* Begin *

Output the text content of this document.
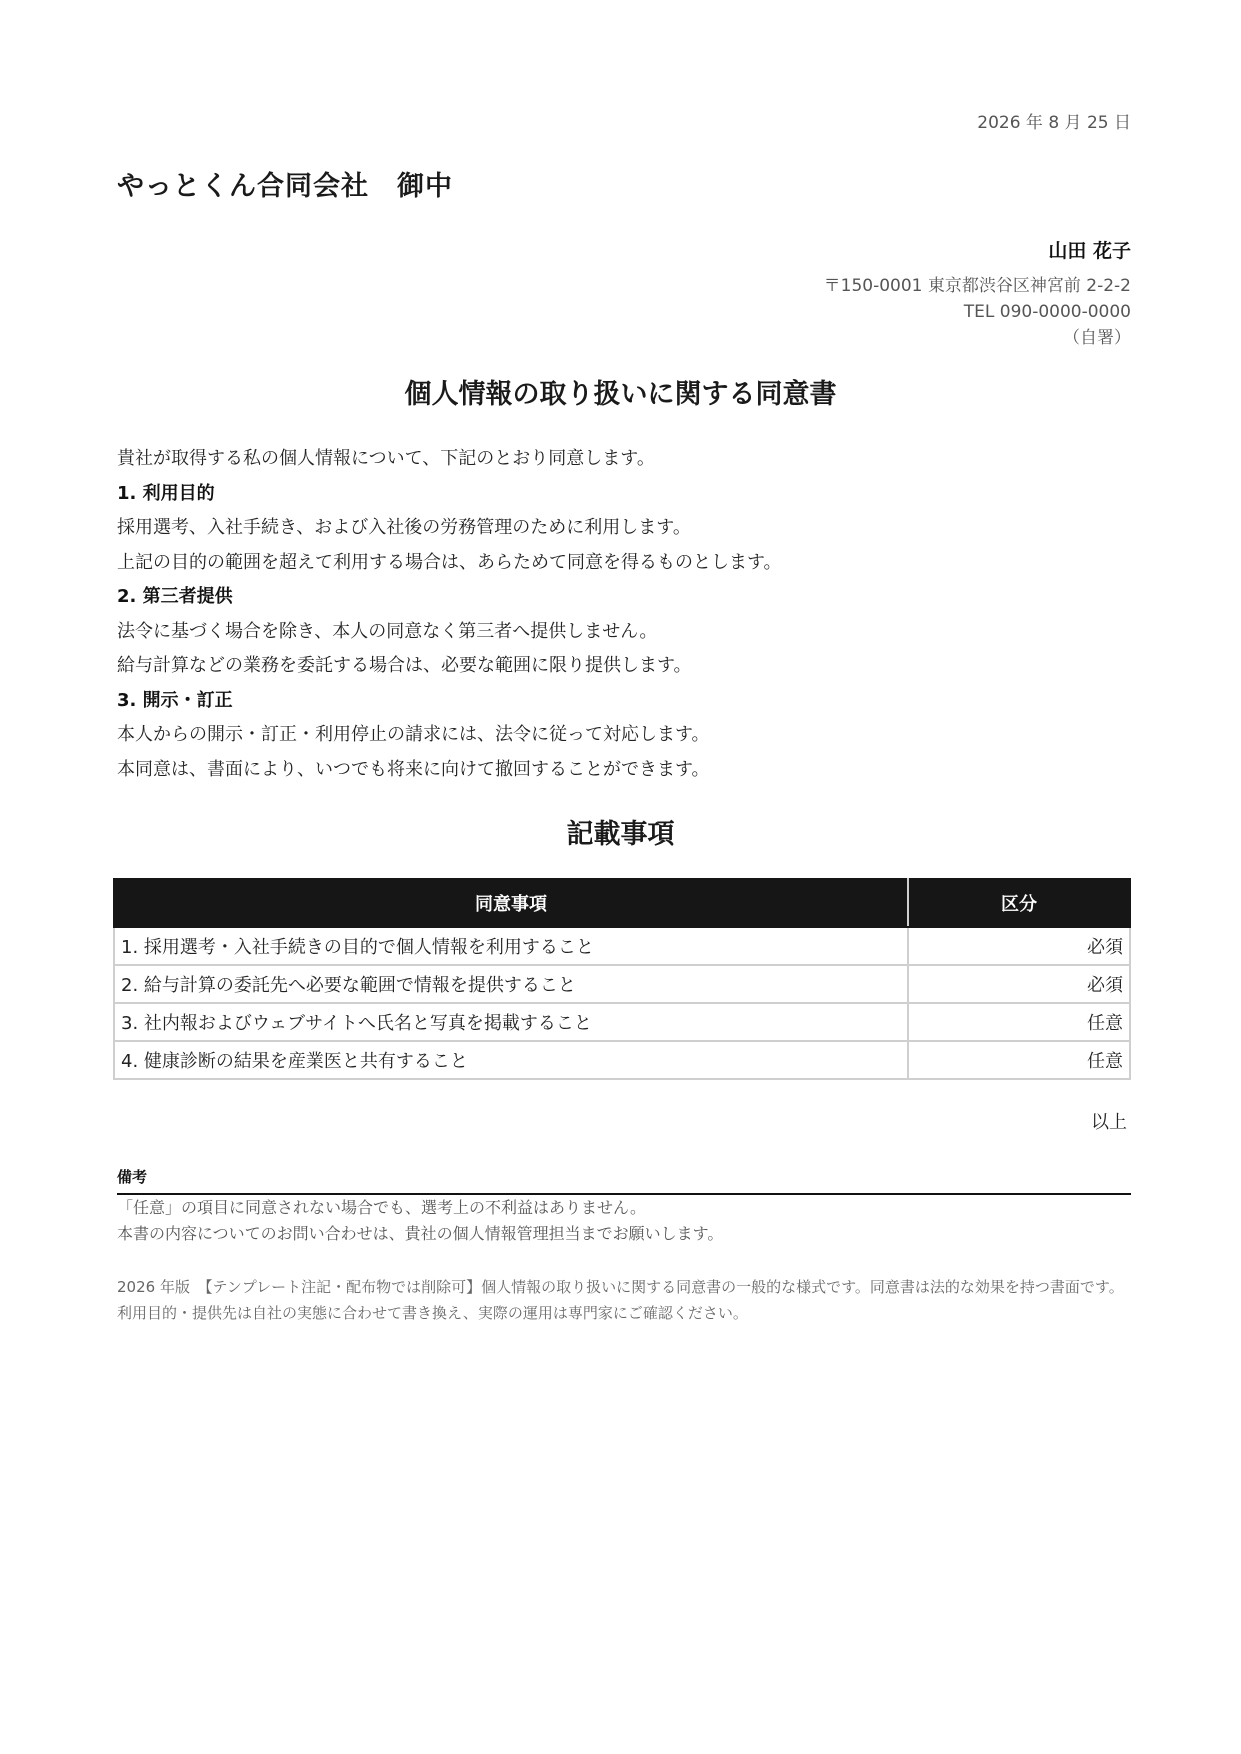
2026 年 8 月 25 日
やっとくん合同会社　御中
山田 花子
〒150-0001 東京都渋谷区神宮前 2-2-2
TEL 090-0000-0000
（自署）
個人情報の取り扱いに関する同意書
貴社が取得する私の個人情報について、下記のとおり同意します。
1. 利用目的
採用選考、入社手続き、および入社後の労務管理のために利用します。
上記の目的の範囲を超えて利用する場合は、あらためて同意を得るものとします。
2. 第三者提供
法令に基づく場合を除き、本人の同意なく第三者へ提供しません。
給与計算などの業務を委託する場合は、必要な範囲に限り提供します。
3. 開示・訂正
本人からの開示・訂正・利用停止の請求には、法令に従って対応します。
本同意は、書面により、いつでも将来に向けて撤回することができます。
記載事項
同意事項	区分
1. 採用選考・入社手続きの目的で個人情報を利用すること	必須
2. 給与計算の委託先へ必要な範囲で情報を提供すること	必須
3. 社内報およびウェブサイトへ氏名と写真を掲載すること	任意
4. 健康診断の結果を産業医と共有すること	任意
以上
備考
「任意」の項目に同意されない場合でも、選考上の不利益はありません。
本書の内容についてのお問い合わせは、貴社の個人情報管理担当までお願いします。
2026 年版　【テンプレート注記・配布物では削除可】個人情報の取り扱いに関する同意書の一般的な様式です。同意書は法的な効果を持つ書面です。利用目的・提供先は自社の実態に合わせて書き換え、実際の運用は専門家にご確認ください。
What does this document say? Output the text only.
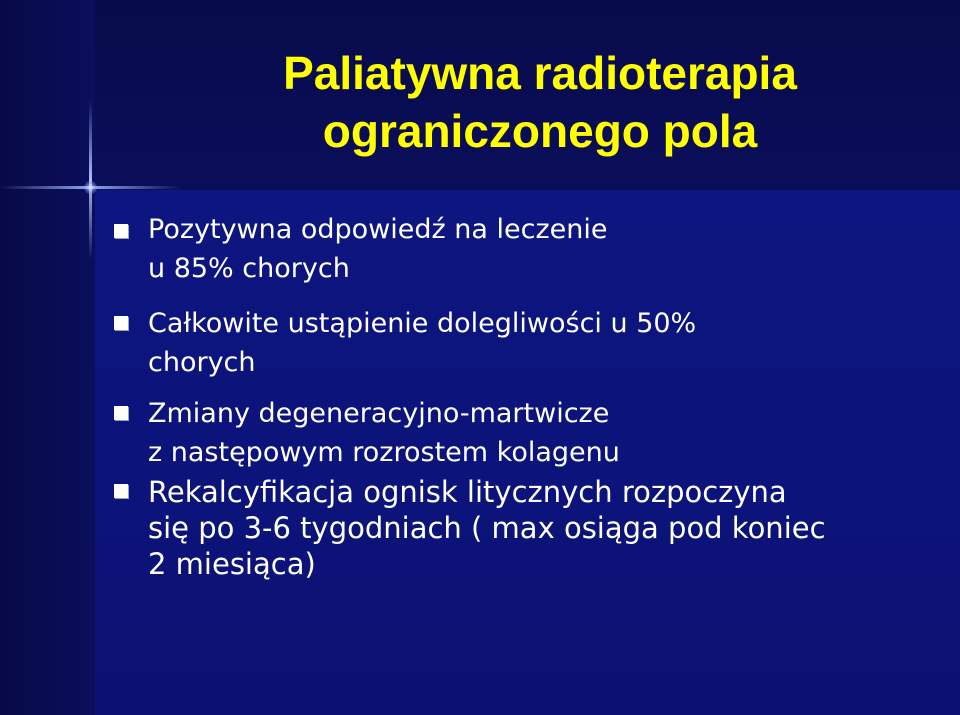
Paliatywna radioterapia
ograniczonego pola
Pozytywna odpowiedź na leczenie
u 85% chorych
Całkowite ustąpienie dolegliwości u 50%
chorych
Zmiany degeneracyjno-martwicze
z następowym rozrostem kolagenu
Rekalcyfikacja ognisk litycznych rozpoczyna
się po 3-6 tygodniach ( max osiąga pod koniec
2 miesiąca)
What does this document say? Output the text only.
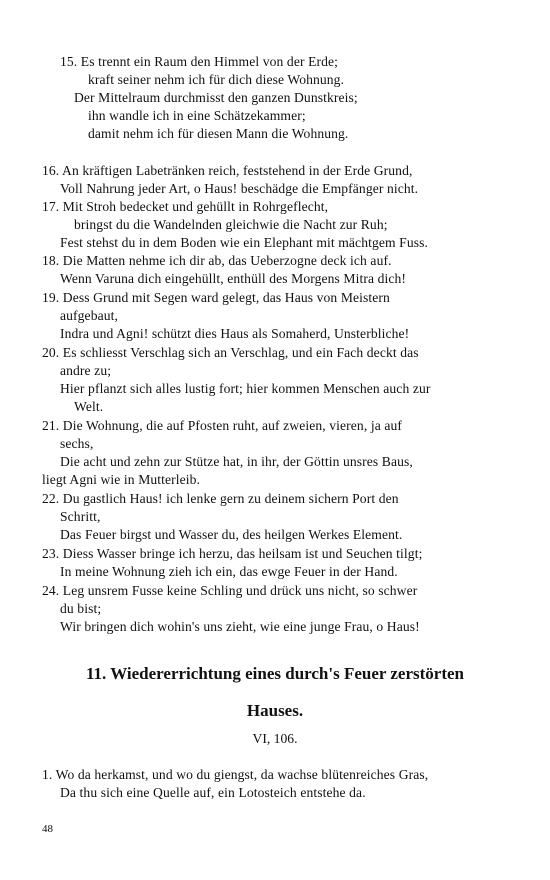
15. Es trennt ein Raum den Himmel von der Erde;
kraft seiner nehm ich für dich diese Wohnung.
Der Mittelraum durchmisst den ganzen Dunstkreis;
ihn wandle ich in eine Schätzekammer;
damit nehm ich für diesen Mann die Wohnung.
16. An kräftigen Labetränken reich, feststehend in der Erde Grund,
Voll Nahrung jeder Art, o Haus! beschädge die Empfänger nicht.
17. Mit Stroh bedecket und gehüllt in Rohrgeflecht,
bringst du die Wandelnden gleichwie die Nacht zur Ruh;
Fest stehst du in dem Boden wie ein Elephant mit mächtgem Fuss.
18. Die Matten nehme ich dir ab, das Ueberzogne deck ich auf.
Wenn Varuna dich eingehüllt, enthüll des Morgens Mitra dich!
19. Dess Grund mit Segen ward gelegt, das Haus von Meistern
aufgebaut,
Indra und Agni! schützt dies Haus als Somaherd, Unsterbliche!
20. Es schliesst Verschlag sich an Verschlag, und ein Fach deckt das
andre zu;
Hier pflanzt sich alles lustig fort; hier kommen Menschen auch zur
Welt.
21. Die Wohnung, die auf Pfosten ruht, auf zweien, vieren, ja auf
sechs,
Die acht und zehn zur Stütze hat, in ihr, der Göttin unsres Baus,
liegt Agni wie in Mutterleib.
22. Du gastlich Haus! ich lenke gern zu deinem sichern Port den
Schritt,
Das Feuer birgst und Wasser du, des heilgen Werkes Element.
23. Diess Wasser bringe ich herzu, das heilsam ist und Seuchen tilgt;
In meine Wohnung zieh ich ein, das ewge Feuer in der Hand.
24. Leg unsrem Fusse keine Schling und drück uns nicht, so schwer
du bist;
Wir bringen dich wohin's uns zieht, wie eine junge Frau, o Haus!
11. Wiedererrichtung eines durch's Feuer zerstörten
Hauses.
VI, 106.
1. Wo da herkamst, und wo du giengst, da wachse blütenreiches Gras,
Da thu sich eine Quelle auf, ein Lotosteich entstehe da.
48
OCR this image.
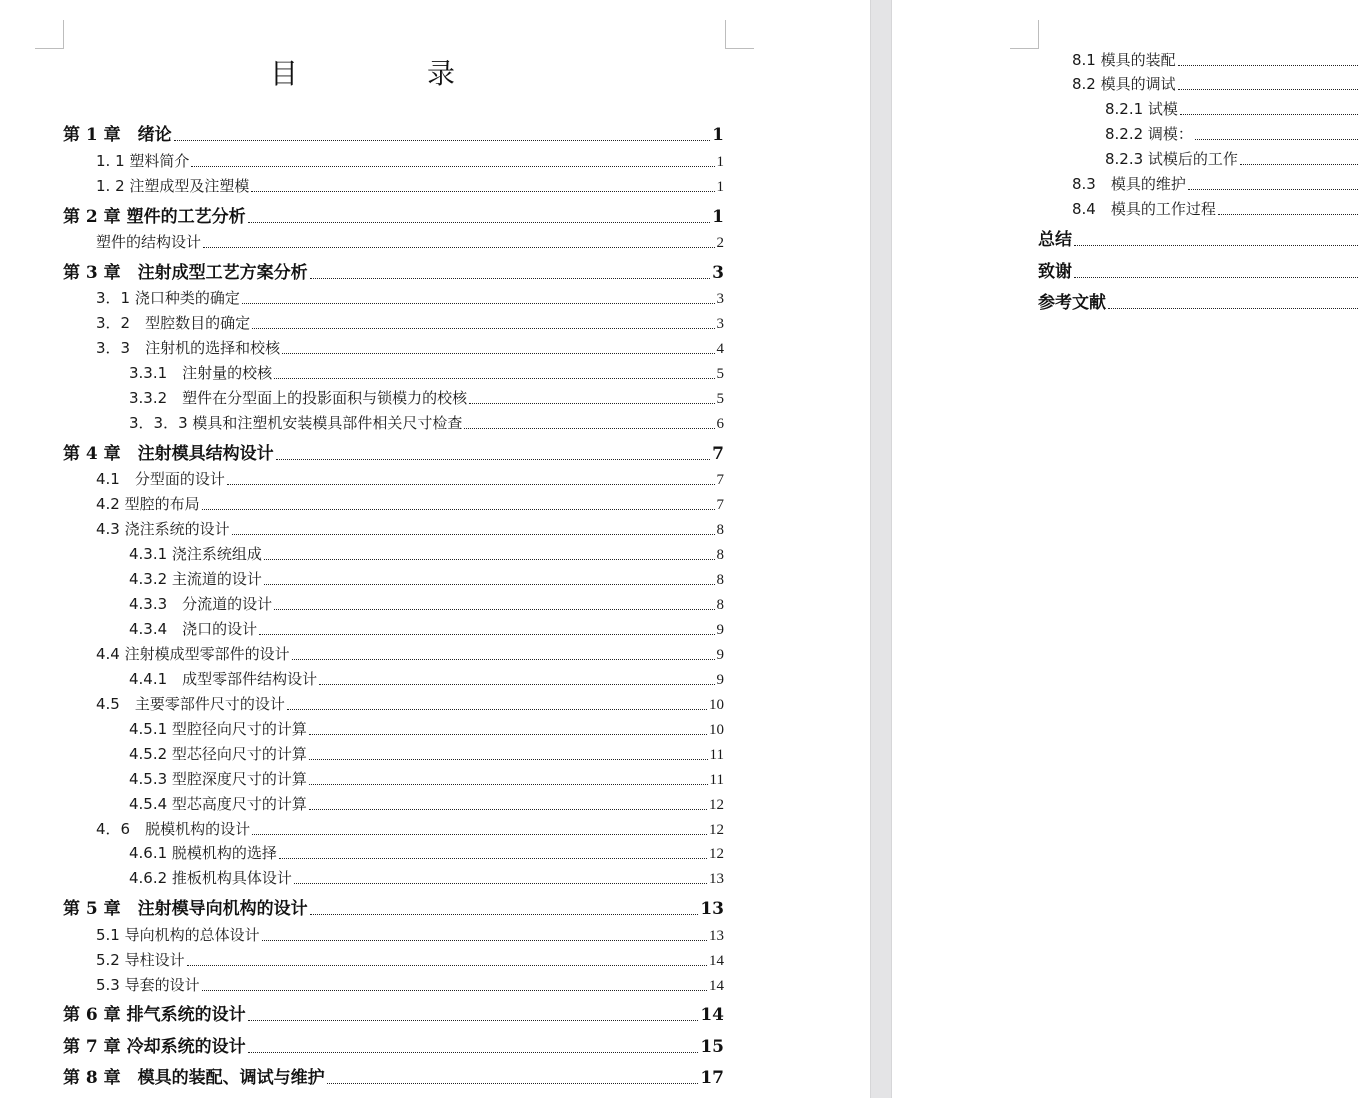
目 录
第 1 章　绪论	1
1. 1 塑料简介	1
1. 2 注塑成型及注塑模	1
第 2 章 塑件的工艺分析	1
塑件的结构设计	2
第 3 章　注射成型工艺方案分析	3
3．1 浇口种类的确定	3
3．2　型腔数目的确定	3
3．3　注射机的选择和校核	4
3.3.1　注射量的校核	5
3.3.2　塑件在分型面上的投影面积与锁模力的校核	5
3．3．3 模具和注塑机安装模具部件相关尺寸检查	6
第 4 章　注射模具结构设计	7
4.1　分型面的设计	7
4.2 型腔的布局	7
4.3 浇注系统的设计	8
4.3.1 浇注系统组成	8
4.3.2 主流道的设计	8
4.3.3　分流道的设计	8
4.3.4　浇口的设计	9
4.4 注射模成型零部件的设计	9
4.4.1　成型零部件结构设计	9
4.5　主要零部件尺寸的设计	10
4.5.1 型腔径向尺寸的计算	10
4.5.2 型芯径向尺寸的计算	11
4.5.3 型腔深度尺寸的计算	11
4.5.4 型芯高度尺寸的计算	12
4．6　脱模机构的设计	12
4.6.1 脱模机构的选择	12
4.6.2 推板机构具体设计	13
第 5 章　注射模导向机构的设计	13
5.1 导向机构的总体设计	13
5.2 导柱设计	14
5.3 导套的设计	14
第 6 章 排气系统的设计	14
第 7 章 冷却系统的设计	15
第 8 章　模具的装配、调试与维护	17
8.1 模具的装配
8.2 模具的调试
8.2.1 试模
8.2.2 调模：
8.2.3 试模后的工作
8.3　模具的维护
8.4　模具的工作过程
总结
致谢
参考文献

* End *

_Work required_. Which lines hold the string "nicht"? Copy all of them from the data above.

_Output of the task_.
Voll Nahrung jeder Art, o Haus! beschädge die Empfänger nicht.
24. Leg unsrem Fusse keine Schling und drück uns nicht, so schwer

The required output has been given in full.